■ **Set exercise**
From the entries below, tally how many lines contain "eDNA" and report only that figure.

■ **Records supplied**
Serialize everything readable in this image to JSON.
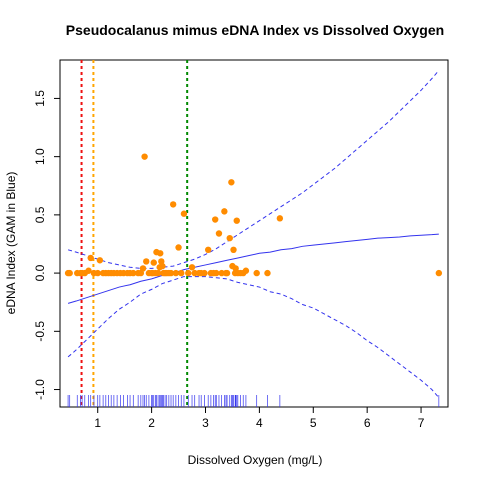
{
  "chart_data": {
    "type": "scatter",
    "title": "Pseudocalanus mimus eDNA Index vs Dissolved Oxygen",
    "xlabel": "Dissolved Oxygen (mg/L)",
    "ylabel": "eDNA Index (GAM in Blue)",
    "xlim": [
      0.3,
      7.5
    ],
    "ylim": [
      -1.15,
      1.83
    ],
    "x_ticks": [
      1,
      2,
      3,
      4,
      5,
      6,
      7
    ],
    "x_tick_labels": [
      "1",
      "2",
      "3",
      "4",
      "5",
      "6",
      "7"
    ],
    "y_ticks": [
      -1.0,
      -0.5,
      0.0,
      0.5,
      1.0,
      1.5
    ],
    "y_tick_labels": [
      "-1.0",
      "-0.5",
      "0.0",
      "0.5",
      "1.0",
      "1.5"
    ],
    "grid": false,
    "legend": null,
    "colors": {
      "points": "#FF8C00",
      "gam_line": "#3333EE",
      "rug": "#3333EE",
      "vline_red": "#EE1111",
      "vline_orange": "#FFA500",
      "vline_green": "#008800"
    },
    "vlines": [
      {
        "x": 0.7,
        "color_key": "vline_red"
      },
      {
        "x": 0.92,
        "color_key": "vline_orange"
      },
      {
        "x": 2.66,
        "color_key": "vline_green"
      }
    ],
    "points": [
      [
        0.45,
        0.0
      ],
      [
        0.48,
        0.0
      ],
      [
        0.62,
        0.0
      ],
      [
        0.68,
        0.0
      ],
      [
        0.71,
        0.0
      ],
      [
        0.76,
        0.0
      ],
      [
        0.83,
        0.02
      ],
      [
        0.87,
        0.13
      ],
      [
        0.93,
        0.0
      ],
      [
        1.0,
        0.0
      ],
      [
        1.04,
        0.11
      ],
      [
        1.1,
        0.0
      ],
      [
        1.15,
        0.0
      ],
      [
        1.2,
        0.0
      ],
      [
        1.25,
        0.0
      ],
      [
        1.3,
        0.0
      ],
      [
        1.36,
        0.0
      ],
      [
        1.42,
        0.0
      ],
      [
        1.48,
        0.0
      ],
      [
        1.55,
        0.0
      ],
      [
        1.6,
        0.0
      ],
      [
        1.66,
        0.0
      ],
      [
        1.75,
        0.0
      ],
      [
        1.8,
        0.0
      ],
      [
        1.84,
        0.04
      ],
      [
        1.87,
        1.0
      ],
      [
        1.9,
        0.1
      ],
      [
        1.95,
        0.0
      ],
      [
        2.0,
        0.0
      ],
      [
        2.04,
        0.09
      ],
      [
        2.07,
        0.0
      ],
      [
        2.09,
        0.18
      ],
      [
        2.12,
        0.0
      ],
      [
        2.15,
        0.05
      ],
      [
        2.16,
        0.17
      ],
      [
        2.18,
        0.1
      ],
      [
        2.2,
        0.06
      ],
      [
        2.22,
        0.0
      ],
      [
        2.25,
        0.0
      ],
      [
        2.28,
        0.0
      ],
      [
        2.32,
        0.0
      ],
      [
        2.36,
        0.0
      ],
      [
        2.4,
        0.59
      ],
      [
        2.45,
        0.0
      ],
      [
        2.5,
        0.22
      ],
      [
        2.55,
        0.0
      ],
      [
        2.6,
        0.51
      ],
      [
        2.68,
        0.0
      ],
      [
        2.75,
        0.05
      ],
      [
        2.8,
        0.0
      ],
      [
        2.88,
        0.0
      ],
      [
        2.92,
        0.0
      ],
      [
        2.98,
        0.0
      ],
      [
        3.05,
        0.2
      ],
      [
        3.1,
        0.0
      ],
      [
        3.15,
        0.0
      ],
      [
        3.18,
        0.46
      ],
      [
        3.25,
        0.34
      ],
      [
        3.3,
        0.0
      ],
      [
        3.35,
        0.53
      ],
      [
        3.4,
        0.0
      ],
      [
        3.45,
        0.3
      ],
      [
        3.48,
        0.78
      ],
      [
        3.5,
        0.06
      ],
      [
        3.55,
        0.0
      ],
      [
        3.58,
        0.45
      ],
      [
        3.6,
        0.0
      ],
      [
        3.65,
        0.0
      ],
      [
        3.7,
        0.0
      ],
      [
        3.75,
        0.02
      ],
      [
        3.95,
        0.0
      ],
      [
        4.15,
        0.0
      ],
      [
        4.38,
        0.47
      ],
      [
        7.33,
        0.0
      ],
      [
        3.52,
        0.2
      ],
      [
        3.56,
        0.04
      ],
      [
        3.38,
        0.0
      ],
      [
        3.2,
        0.0
      ],
      [
        2.02,
        0.0
      ]
    ],
    "gam_fit": {
      "x": [
        0.45,
        0.6,
        0.8,
        1.0,
        1.2,
        1.4,
        1.6,
        1.8,
        2.0,
        2.2,
        2.4,
        2.6,
        2.8,
        3.0,
        3.2,
        3.4,
        3.6,
        3.8,
        4.0,
        4.2,
        4.4,
        4.6,
        4.8,
        5.0,
        5.2,
        5.4,
        5.6,
        5.8,
        6.0,
        6.2,
        6.4,
        6.6,
        6.8,
        7.0,
        7.2,
        7.33
      ],
      "fit": [
        -0.26,
        -0.24,
        -0.21,
        -0.18,
        -0.15,
        -0.12,
        -0.1,
        -0.07,
        -0.05,
        -0.02,
        0.0,
        0.03,
        0.05,
        0.07,
        0.09,
        0.11,
        0.13,
        0.15,
        0.17,
        0.18,
        0.2,
        0.21,
        0.23,
        0.24,
        0.25,
        0.26,
        0.27,
        0.28,
        0.29,
        0.3,
        0.305,
        0.31,
        0.32,
        0.325,
        0.33,
        0.335
      ],
      "upper": [
        0.2,
        0.18,
        0.15,
        0.12,
        0.09,
        0.07,
        0.05,
        0.04,
        0.04,
        0.05,
        0.06,
        0.09,
        0.12,
        0.16,
        0.21,
        0.27,
        0.33,
        0.39,
        0.45,
        0.51,
        0.57,
        0.63,
        0.69,
        0.76,
        0.83,
        0.9,
        0.98,
        1.06,
        1.14,
        1.22,
        1.3,
        1.39,
        1.48,
        1.57,
        1.67,
        1.74
      ],
      "lower": [
        -0.72,
        -0.66,
        -0.57,
        -0.48,
        -0.39,
        -0.31,
        -0.25,
        -0.18,
        -0.14,
        -0.09,
        -0.06,
        -0.03,
        -0.03,
        -0.03,
        -0.04,
        -0.05,
        -0.08,
        -0.1,
        -0.12,
        -0.16,
        -0.18,
        -0.22,
        -0.27,
        -0.3,
        -0.35,
        -0.4,
        -0.45,
        -0.51,
        -0.58,
        -0.64,
        -0.71,
        -0.78,
        -0.85,
        -0.92,
        -1.0,
        -1.07
      ]
    },
    "rug_x": [
      0.45,
      0.48,
      0.62,
      0.68,
      0.71,
      0.76,
      0.83,
      0.87,
      0.93,
      1.0,
      1.04,
      1.1,
      1.15,
      1.2,
      1.25,
      1.3,
      1.36,
      1.42,
      1.48,
      1.55,
      1.6,
      1.66,
      1.75,
      1.8,
      1.84,
      1.87,
      1.9,
      1.95,
      2.0,
      2.02,
      2.04,
      2.07,
      2.09,
      2.12,
      2.15,
      2.16,
      2.18,
      2.2,
      2.22,
      2.25,
      2.28,
      2.32,
      2.36,
      2.4,
      2.45,
      2.5,
      2.55,
      2.6,
      2.68,
      2.75,
      2.8,
      2.88,
      2.92,
      2.98,
      3.05,
      3.1,
      3.15,
      3.18,
      3.2,
      3.25,
      3.3,
      3.35,
      3.38,
      3.4,
      3.45,
      3.48,
      3.5,
      3.52,
      3.55,
      3.56,
      3.58,
      3.6,
      3.65,
      3.7,
      3.75,
      3.95,
      4.15,
      4.38,
      7.33
    ]
  }
}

■ **Response for this exercise**
2